Your task:
In the copy, include every entry exactly but none of the images.

··· Material to process ···

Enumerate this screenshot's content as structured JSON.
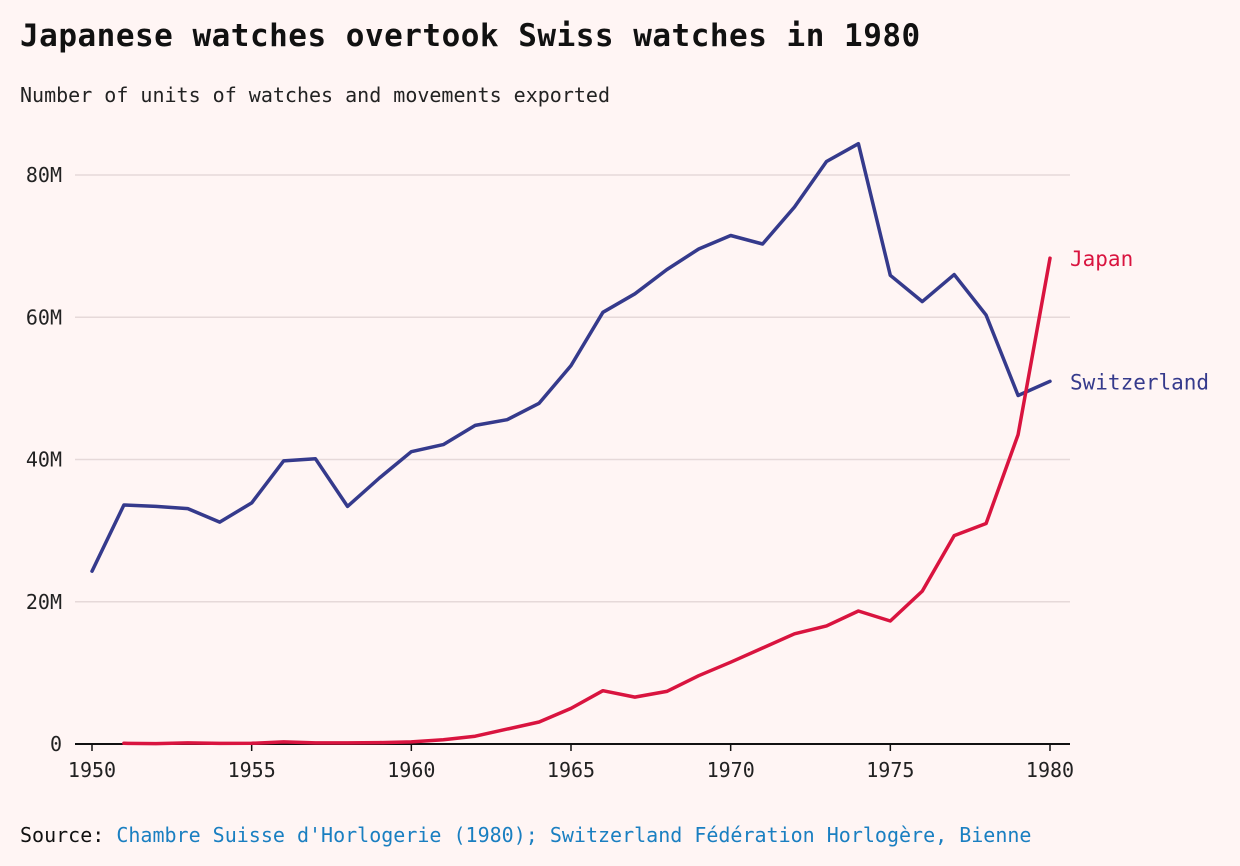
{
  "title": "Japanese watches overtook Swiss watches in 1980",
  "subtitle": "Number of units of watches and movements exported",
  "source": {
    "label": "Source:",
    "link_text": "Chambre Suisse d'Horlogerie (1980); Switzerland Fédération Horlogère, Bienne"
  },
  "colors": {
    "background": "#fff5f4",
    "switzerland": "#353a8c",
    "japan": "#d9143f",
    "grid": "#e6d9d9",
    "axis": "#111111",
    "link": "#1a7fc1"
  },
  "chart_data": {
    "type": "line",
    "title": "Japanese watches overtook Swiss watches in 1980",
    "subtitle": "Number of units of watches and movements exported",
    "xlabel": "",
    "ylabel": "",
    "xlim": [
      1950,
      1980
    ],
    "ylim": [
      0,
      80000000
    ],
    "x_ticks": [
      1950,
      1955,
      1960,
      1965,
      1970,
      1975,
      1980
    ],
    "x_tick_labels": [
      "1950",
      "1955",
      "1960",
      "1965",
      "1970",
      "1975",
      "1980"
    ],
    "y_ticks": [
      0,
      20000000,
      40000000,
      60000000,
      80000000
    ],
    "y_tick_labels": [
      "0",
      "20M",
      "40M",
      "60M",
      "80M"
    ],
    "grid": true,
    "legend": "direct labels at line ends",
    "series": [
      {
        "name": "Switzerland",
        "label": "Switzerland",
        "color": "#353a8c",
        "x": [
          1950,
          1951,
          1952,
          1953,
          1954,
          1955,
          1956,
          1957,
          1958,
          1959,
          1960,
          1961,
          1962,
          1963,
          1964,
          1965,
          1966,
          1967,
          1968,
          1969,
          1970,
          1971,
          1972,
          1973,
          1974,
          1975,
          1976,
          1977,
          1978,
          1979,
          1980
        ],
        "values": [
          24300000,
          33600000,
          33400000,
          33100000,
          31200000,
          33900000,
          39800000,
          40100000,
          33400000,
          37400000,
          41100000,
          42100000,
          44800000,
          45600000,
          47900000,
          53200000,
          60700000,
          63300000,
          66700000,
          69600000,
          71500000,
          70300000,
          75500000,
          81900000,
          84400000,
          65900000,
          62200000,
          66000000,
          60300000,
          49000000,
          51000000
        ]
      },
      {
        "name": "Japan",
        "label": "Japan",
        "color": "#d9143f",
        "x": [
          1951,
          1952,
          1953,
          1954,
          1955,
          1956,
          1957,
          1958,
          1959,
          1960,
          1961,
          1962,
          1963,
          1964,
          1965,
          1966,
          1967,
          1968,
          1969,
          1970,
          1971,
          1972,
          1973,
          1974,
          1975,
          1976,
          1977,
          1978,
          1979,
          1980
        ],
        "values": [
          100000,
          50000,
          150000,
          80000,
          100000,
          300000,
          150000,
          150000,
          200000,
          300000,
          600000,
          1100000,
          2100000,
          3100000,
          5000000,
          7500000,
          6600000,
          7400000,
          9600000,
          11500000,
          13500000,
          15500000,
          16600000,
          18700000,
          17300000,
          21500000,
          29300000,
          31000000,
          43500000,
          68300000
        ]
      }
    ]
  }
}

···

Solution to the problem:
Enumerate this screenshot's content as structured JSON.
{
  "title": "Japanese watches overtook Swiss watches in 1980",
  "subtitle": "Number of units of watches and movements exported",
  "source": {
    "label": "Source:",
    "link_text": "Chambre Suisse d'Horlogerie (1980); Switzerland Fédération Horlogère, Bienne"
  },
  "colors": {
    "background": "#fff5f4",
    "switzerland": "#353a8c",
    "japan": "#d9143f",
    "grid": "#e6d9d9",
    "axis": "#111111",
    "link": "#1a7fc1"
  },
  "chart_data": {
    "type": "line",
    "title": "Japanese watches overtook Swiss watches in 1980",
    "subtitle": "Number of units of watches and movements exported",
    "xlabel": "",
    "ylabel": "",
    "xlim": [
      1950,
      1980
    ],
    "ylim": [
      0,
      80000000
    ],
    "x_ticks": [
      1950,
      1955,
      1960,
      1965,
      1970,
      1975,
      1980
    ],
    "x_tick_labels": [
      "1950",
      "1955",
      "1960",
      "1965",
      "1970",
      "1975",
      "1980"
    ],
    "y_ticks": [
      0,
      20000000,
      40000000,
      60000000,
      80000000
    ],
    "y_tick_labels": [
      "0",
      "20M",
      "40M",
      "60M",
      "80M"
    ],
    "grid": true,
    "legend": "direct labels at line ends",
    "series": [
      {
        "name": "Switzerland",
        "label": "Switzerland",
        "color": "#353a8c",
        "x": [
          1950,
          1951,
          1952,
          1953,
          1954,
          1955,
          1956,
          1957,
          1958,
          1959,
          1960,
          1961,
          1962,
          1963,
          1964,
          1965,
          1966,
          1967,
          1968,
          1969,
          1970,
          1971,
          1972,
          1973,
          1974,
          1975,
          1976,
          1977,
          1978,
          1979,
          1980
        ],
        "values": [
          24300000,
          33600000,
          33400000,
          33100000,
          31200000,
          33900000,
          39800000,
          40100000,
          33400000,
          37400000,
          41100000,
          42100000,
          44800000,
          45600000,
          47900000,
          53200000,
          60700000,
          63300000,
          66700000,
          69600000,
          71500000,
          70300000,
          75500000,
          81900000,
          84400000,
          65900000,
          62200000,
          66000000,
          60300000,
          49000000,
          51000000
        ]
      },
      {
        "name": "Japan",
        "label": "Japan",
        "color": "#d9143f",
        "x": [
          1951,
          1952,
          1953,
          1954,
          1955,
          1956,
          1957,
          1958,
          1959,
          1960,
          1961,
          1962,
          1963,
          1964,
          1965,
          1966,
          1967,
          1968,
          1969,
          1970,
          1971,
          1972,
          1973,
          1974,
          1975,
          1976,
          1977,
          1978,
          1979,
          1980
        ],
        "values": [
          100000,
          50000,
          150000,
          80000,
          100000,
          300000,
          150000,
          150000,
          200000,
          300000,
          600000,
          1100000,
          2100000,
          3100000,
          5000000,
          7500000,
          6600000,
          7400000,
          9600000,
          11500000,
          13500000,
          15500000,
          16600000,
          18700000,
          17300000,
          21500000,
          29300000,
          31000000,
          43500000,
          68300000
        ]
      }
    ]
  }
}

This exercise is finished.